The problem:
Type out the records that follow, exactly as given.

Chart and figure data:
· · ·

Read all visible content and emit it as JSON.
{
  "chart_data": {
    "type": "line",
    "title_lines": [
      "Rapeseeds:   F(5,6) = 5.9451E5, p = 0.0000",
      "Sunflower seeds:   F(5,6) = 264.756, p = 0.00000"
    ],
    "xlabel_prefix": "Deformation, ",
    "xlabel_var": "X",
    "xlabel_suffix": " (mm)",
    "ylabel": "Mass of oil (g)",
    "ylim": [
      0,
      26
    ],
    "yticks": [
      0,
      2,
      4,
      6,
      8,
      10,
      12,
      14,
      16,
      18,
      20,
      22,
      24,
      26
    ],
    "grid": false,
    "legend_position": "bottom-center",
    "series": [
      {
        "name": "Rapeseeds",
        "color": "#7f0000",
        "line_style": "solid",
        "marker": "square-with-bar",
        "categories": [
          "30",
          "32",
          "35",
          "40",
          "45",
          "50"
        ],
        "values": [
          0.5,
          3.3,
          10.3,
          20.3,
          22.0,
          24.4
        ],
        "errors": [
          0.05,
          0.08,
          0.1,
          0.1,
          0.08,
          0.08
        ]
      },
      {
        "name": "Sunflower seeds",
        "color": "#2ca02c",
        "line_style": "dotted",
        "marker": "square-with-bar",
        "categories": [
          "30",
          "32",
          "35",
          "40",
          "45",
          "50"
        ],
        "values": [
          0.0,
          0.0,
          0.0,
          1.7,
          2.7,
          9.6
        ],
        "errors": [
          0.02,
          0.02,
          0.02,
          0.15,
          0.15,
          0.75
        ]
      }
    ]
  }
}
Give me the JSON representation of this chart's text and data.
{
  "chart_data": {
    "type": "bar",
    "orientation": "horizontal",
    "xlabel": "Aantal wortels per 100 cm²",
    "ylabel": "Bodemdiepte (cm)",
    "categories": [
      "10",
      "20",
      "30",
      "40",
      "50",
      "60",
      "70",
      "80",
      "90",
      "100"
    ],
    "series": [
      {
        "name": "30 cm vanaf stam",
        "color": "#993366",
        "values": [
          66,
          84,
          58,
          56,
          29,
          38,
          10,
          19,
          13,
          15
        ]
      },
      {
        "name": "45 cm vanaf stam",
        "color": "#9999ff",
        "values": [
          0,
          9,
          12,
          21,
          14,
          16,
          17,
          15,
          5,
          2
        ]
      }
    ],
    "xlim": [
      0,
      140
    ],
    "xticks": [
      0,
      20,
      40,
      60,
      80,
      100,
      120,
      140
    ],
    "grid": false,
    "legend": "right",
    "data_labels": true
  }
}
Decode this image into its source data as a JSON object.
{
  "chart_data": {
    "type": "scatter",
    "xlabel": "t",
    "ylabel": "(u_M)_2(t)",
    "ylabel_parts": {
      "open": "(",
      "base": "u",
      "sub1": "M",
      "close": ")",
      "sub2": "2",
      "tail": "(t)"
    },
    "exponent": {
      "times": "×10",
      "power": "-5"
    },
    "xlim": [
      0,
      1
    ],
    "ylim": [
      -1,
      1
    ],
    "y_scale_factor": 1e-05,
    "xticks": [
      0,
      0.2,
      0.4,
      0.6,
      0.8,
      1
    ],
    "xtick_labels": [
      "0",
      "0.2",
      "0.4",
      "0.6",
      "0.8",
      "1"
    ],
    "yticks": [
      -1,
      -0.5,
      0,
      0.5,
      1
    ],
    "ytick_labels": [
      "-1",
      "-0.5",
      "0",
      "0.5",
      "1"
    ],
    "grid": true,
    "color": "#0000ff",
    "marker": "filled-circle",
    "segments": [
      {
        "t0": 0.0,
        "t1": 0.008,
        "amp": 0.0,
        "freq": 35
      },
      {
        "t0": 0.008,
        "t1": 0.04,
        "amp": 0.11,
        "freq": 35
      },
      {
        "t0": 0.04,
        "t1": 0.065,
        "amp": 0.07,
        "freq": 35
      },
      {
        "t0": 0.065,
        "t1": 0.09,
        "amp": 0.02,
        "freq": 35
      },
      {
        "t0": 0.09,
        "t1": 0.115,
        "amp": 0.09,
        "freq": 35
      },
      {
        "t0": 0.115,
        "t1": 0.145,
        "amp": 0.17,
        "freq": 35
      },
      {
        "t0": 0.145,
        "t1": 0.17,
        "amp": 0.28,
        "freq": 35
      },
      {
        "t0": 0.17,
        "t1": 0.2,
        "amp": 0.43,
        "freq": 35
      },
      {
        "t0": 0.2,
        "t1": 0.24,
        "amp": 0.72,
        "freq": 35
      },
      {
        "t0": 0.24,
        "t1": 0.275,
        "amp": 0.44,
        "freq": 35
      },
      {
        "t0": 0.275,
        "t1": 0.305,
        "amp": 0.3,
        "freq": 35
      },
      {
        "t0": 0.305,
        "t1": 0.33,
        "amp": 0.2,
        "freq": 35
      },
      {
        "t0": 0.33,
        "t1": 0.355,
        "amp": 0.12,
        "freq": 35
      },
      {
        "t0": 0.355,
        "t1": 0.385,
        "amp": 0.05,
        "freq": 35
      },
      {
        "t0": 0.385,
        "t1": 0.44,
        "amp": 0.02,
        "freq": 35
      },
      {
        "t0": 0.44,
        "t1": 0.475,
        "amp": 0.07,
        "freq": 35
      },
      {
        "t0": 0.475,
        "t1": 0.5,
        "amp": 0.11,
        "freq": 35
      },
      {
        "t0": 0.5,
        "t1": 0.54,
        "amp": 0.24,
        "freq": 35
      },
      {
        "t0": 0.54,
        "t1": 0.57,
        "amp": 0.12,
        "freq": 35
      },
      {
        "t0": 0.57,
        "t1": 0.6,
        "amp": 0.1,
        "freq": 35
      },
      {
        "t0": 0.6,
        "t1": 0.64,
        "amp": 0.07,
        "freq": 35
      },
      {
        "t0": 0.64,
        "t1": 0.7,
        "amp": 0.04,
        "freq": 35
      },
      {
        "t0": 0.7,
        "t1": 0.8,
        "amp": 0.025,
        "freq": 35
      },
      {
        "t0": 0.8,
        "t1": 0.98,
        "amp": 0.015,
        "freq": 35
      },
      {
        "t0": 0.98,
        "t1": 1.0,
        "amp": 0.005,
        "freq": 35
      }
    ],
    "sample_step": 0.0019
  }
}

· · ·

Final result:
Read all visible content and emit it as JSON.
{
  "chart_data": {
    "type": "line",
    "title_lines": [
      "Rapeseeds:   F(5,6) = 5.9451E5, p = 0.0000",
      "Sunflower seeds:   F(5,6) = 264.756, p = 0.00000"
    ],
    "xlabel_prefix": "Deformation, ",
    "xlabel_var": "X",
    "xlabel_suffix": " (mm)",
    "ylabel": "Mass of oil (g)",
    "ylim": [
      0,
      26
    ],
    "yticks": [
      0,
      2,
      4,
      6,
      8,
      10,
      12,
      14,
      16,
      18,
      20,
      22,
      24,
      26
    ],
    "grid": false,
    "legend_position": "bottom-center",
    "series": [
      {
        "name": "Rapeseeds",
        "color": "#7f0000",
        "line_style": "solid",
        "marker": "square-with-bar",
        "categories": [
          "30",
          "32",
          "35",
          "40",
          "45",
          "50"
        ],
        "values": [
          0.5,
          3.3,
          10.3,
          20.3,
          22.0,
          24.4
        ],
        "errors": [
          0.05,
          0.08,
          0.1,
          0.1,
          0.08,
          0.08
        ]
      },
      {
        "name": "Sunflower seeds",
        "color": "#2ca02c",
        "line_style": "dotted",
        "marker": "square-with-bar",
        "categories": [
          "30",
          "32",
          "35",
          "40",
          "45",
          "50"
        ],
        "values": [
          0.0,
          0.0,
          0.0,
          1.7,
          2.7,
          9.6
        ],
        "errors": [
          0.02,
          0.02,
          0.02,
          0.15,
          0.15,
          0.75
        ]
      }
    ]
  }
}
Give me the JSON representation of this chart's text and data.
{
  "chart_data": {
    "type": "bar",
    "orientation": "horizontal",
    "xlabel": "Aantal wortels per 100 cm²",
    "ylabel": "Bodemdiepte (cm)",
    "categories": [
      "10",
      "20",
      "30",
      "40",
      "50",
      "60",
      "70",
      "80",
      "90",
      "100"
    ],
    "series": [
      {
        "name": "30 cm vanaf stam",
        "color": "#993366",
        "values": [
          66,
          84,
          58,
          56,
          29,
          38,
          10,
          19,
          13,
          15
        ]
      },
      {
        "name": "45 cm vanaf stam",
        "color": "#9999ff",
        "values": [
          0,
          9,
          12,
          21,
          14,
          16,
          17,
          15,
          5,
          2
        ]
      }
    ],
    "xlim": [
      0,
      140
    ],
    "xticks": [
      0,
      20,
      40,
      60,
      80,
      100,
      120,
      140
    ],
    "grid": false,
    "legend": "right",
    "data_labels": true
  }
}
Decode this image into its source data as a JSON object.
{
  "chart_data": {
    "type": "scatter",
    "xlabel": "t",
    "ylabel": "(u_M)_2(t)",
    "ylabel_parts": {
      "open": "(",
      "base": "u",
      "sub1": "M",
      "close": ")",
      "sub2": "2",
      "tail": "(t)"
    },
    "exponent": {
      "times": "×10",
      "power": "-5"
    },
    "xlim": [
      0,
      1
    ],
    "ylim": [
      -1,
      1
    ],
    "y_scale_factor": 1e-05,
    "xticks": [
      0,
      0.2,
      0.4,
      0.6,
      0.8,
      1
    ],
    "xtick_labels": [
      "0",
      "0.2",
      "0.4",
      "0.6",
      "0.8",
      "1"
    ],
    "yticks": [
      -1,
      -0.5,
      0,
      0.5,
      1
    ],
    "ytick_labels": [
      "-1",
      "-0.5",
      "0",
      "0.5",
      "1"
    ],
    "grid": true,
    "color": "#0000ff",
    "marker": "filled-circle",
    "segments": [
      {
        "t0": 0.0,
        "t1": 0.008,
        "amp": 0.0,
        "freq": 35
      },
      {
        "t0": 0.008,
        "t1": 0.04,
        "amp": 0.11,
        "freq": 35
      },
      {
        "t0": 0.04,
        "t1": 0.065,
        "amp": 0.07,
        "freq": 35
      },
      {
        "t0": 0.065,
        "t1": 0.09,
        "amp": 0.02,
        "freq": 35
      },
      {
        "t0": 0.09,
        "t1": 0.115,
        "amp": 0.09,
        "freq": 35
      },
      {
        "t0": 0.115,
        "t1": 0.145,
        "amp": 0.17,
        "freq": 35
      },
      {
        "t0": 0.145,
        "t1": 0.17,
        "amp": 0.28,
        "freq": 35
      },
      {
        "t0": 0.17,
        "t1": 0.2,
        "amp": 0.43,
        "freq": 35
      },
      {
        "t0": 0.2,
        "t1": 0.24,
        "amp": 0.72,
        "freq": 35
      },
      {
        "t0": 0.24,
        "t1": 0.275,
        "amp": 0.44,
        "freq": 35
      },
      {
        "t0": 0.275,
        "t1": 0.305,
        "amp": 0.3,
        "freq": 35
      },
      {
        "t0": 0.305,
        "t1": 0.33,
        "amp": 0.2,
        "freq": 35
      },
      {
        "t0": 0.33,
        "t1": 0.355,
        "amp": 0.12,
        "freq": 35
      },
      {
        "t0": 0.355,
        "t1": 0.385,
        "amp": 0.05,
        "freq": 35
      },
      {
        "t0": 0.385,
        "t1": 0.44,
        "amp": 0.02,
        "freq": 35
      },
      {
        "t0": 0.44,
        "t1": 0.475,
        "amp": 0.07,
        "freq": 35
      },
      {
        "t0": 0.475,
        "t1": 0.5,
        "amp": 0.11,
        "freq": 35
      },
      {
        "t0": 0.5,
        "t1": 0.54,
        "amp": 0.24,
        "freq": 35
      },
      {
        "t0": 0.54,
        "t1": 0.57,
        "amp": 0.12,
        "freq": 35
      },
      {
        "t0": 0.57,
        "t1": 0.6,
        "amp": 0.1,
        "freq": 35
      },
      {
        "t0": 0.6,
        "t1": 0.64,
        "amp": 0.07,
        "freq": 35
      },
      {
        "t0": 0.64,
        "t1": 0.7,
        "amp": 0.04,
        "freq": 35
      },
      {
        "t0": 0.7,
        "t1": 0.8,
        "amp": 0.025,
        "freq": 35
      },
      {
        "t0": 0.8,
        "t1": 0.98,
        "amp": 0.015,
        "freq": 35
      },
      {
        "t0": 0.98,
        "t1": 1.0,
        "amp": 0.005,
        "freq": 35
      }
    ],
    "sample_step": 0.0019
  }
}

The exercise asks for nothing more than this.